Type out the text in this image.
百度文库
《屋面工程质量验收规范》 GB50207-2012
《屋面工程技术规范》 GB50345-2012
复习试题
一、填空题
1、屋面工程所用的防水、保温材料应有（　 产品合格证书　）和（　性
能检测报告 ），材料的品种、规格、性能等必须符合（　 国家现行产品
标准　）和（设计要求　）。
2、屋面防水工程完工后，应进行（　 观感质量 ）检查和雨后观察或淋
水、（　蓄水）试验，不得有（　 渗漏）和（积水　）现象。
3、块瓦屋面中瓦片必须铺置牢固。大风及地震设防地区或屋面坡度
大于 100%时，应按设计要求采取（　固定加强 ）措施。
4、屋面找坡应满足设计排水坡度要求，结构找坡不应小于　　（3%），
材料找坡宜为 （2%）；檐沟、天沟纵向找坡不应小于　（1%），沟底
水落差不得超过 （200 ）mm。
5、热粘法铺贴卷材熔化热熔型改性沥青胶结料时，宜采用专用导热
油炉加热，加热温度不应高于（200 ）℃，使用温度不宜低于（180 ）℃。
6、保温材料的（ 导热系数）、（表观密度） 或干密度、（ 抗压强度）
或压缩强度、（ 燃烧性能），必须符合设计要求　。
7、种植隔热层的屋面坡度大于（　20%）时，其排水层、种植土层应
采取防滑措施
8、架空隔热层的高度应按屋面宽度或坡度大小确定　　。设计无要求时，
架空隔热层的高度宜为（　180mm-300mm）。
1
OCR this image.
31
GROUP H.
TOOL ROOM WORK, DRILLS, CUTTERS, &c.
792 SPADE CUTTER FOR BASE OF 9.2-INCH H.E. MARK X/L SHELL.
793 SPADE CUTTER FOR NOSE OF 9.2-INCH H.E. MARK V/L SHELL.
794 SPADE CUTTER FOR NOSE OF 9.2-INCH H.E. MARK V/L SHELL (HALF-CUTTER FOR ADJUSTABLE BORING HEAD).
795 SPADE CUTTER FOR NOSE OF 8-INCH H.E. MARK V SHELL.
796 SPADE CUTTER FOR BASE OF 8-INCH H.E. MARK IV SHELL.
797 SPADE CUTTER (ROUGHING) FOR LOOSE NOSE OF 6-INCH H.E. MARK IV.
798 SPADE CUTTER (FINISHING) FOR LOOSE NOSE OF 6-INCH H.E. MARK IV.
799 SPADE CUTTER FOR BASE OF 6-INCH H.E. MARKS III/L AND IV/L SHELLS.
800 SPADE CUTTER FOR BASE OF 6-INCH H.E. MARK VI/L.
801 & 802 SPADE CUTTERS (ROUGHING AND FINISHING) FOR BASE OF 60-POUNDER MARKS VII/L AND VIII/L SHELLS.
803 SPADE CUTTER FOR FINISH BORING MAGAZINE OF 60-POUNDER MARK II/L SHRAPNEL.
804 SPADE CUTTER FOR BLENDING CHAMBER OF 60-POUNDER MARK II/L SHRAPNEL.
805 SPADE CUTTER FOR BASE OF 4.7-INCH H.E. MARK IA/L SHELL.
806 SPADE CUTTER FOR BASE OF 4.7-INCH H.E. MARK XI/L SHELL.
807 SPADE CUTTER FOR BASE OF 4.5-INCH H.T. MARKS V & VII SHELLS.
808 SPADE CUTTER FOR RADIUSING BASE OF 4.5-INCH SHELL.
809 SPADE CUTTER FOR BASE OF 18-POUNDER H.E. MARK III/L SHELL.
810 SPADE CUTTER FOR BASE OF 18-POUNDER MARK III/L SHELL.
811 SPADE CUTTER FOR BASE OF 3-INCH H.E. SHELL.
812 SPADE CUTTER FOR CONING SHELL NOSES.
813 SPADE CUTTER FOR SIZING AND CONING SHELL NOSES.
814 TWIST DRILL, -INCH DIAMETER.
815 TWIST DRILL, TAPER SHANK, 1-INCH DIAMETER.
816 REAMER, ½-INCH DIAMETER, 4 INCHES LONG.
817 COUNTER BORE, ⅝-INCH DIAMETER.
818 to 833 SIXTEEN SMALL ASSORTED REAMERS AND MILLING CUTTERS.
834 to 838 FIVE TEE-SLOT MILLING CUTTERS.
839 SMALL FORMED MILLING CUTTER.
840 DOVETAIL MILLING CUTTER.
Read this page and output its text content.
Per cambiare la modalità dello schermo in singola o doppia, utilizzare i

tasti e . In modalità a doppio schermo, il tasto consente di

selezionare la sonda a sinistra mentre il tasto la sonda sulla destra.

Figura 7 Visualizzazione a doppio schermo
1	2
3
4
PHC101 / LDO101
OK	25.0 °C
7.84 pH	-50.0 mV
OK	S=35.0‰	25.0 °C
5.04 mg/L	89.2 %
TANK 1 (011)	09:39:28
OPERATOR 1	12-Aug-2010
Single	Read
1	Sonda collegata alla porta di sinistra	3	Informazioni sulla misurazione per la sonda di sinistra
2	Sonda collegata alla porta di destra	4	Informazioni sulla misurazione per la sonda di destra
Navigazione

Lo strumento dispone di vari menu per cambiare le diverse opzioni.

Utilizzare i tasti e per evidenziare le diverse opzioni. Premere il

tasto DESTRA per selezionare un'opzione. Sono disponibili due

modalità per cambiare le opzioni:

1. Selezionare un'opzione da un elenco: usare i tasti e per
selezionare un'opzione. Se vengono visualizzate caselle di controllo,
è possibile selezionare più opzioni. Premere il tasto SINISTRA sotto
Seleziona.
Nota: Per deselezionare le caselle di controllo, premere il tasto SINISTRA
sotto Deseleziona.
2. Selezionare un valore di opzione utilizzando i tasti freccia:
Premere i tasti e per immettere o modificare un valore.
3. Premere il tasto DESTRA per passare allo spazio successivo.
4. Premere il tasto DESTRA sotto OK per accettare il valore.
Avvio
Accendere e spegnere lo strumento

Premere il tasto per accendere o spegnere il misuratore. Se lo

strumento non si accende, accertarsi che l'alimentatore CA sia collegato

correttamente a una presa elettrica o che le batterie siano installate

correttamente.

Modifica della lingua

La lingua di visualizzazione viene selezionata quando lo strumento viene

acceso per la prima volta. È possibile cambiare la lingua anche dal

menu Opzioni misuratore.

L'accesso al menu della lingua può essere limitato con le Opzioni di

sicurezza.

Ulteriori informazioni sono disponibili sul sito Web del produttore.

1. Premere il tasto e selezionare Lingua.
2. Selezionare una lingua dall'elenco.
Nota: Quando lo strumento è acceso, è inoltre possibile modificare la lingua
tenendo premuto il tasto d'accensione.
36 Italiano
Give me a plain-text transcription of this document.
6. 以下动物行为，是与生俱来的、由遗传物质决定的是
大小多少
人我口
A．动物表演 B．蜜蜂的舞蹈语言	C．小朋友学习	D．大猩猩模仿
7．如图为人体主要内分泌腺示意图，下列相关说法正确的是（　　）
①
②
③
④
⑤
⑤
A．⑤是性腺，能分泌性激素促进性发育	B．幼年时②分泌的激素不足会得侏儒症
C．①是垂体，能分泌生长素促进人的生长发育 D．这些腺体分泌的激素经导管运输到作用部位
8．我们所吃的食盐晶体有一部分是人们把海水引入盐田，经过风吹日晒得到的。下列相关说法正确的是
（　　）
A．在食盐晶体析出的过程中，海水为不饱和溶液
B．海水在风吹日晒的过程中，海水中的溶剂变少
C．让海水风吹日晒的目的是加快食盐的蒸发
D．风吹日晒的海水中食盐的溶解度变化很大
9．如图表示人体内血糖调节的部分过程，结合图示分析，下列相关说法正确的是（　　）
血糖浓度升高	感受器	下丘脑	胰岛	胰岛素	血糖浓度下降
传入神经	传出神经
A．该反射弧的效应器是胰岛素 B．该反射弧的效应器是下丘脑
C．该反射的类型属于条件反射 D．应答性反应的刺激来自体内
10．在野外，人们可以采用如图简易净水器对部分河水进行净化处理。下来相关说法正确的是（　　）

::::

What to do:
Which lines in the records above contain the string "sonda"? Copy each one.

Solution to the problem:
selezionare la sonda a sinistra mentre il tasto la sonda sulla destra.
1	Sonda collegata alla porta di sinistra	3	Informazioni sulla misurazione per la sonda di sinistra
2	Sonda collegata alla porta di destra	4	Informazioni sulla misurazione per la sonda di destra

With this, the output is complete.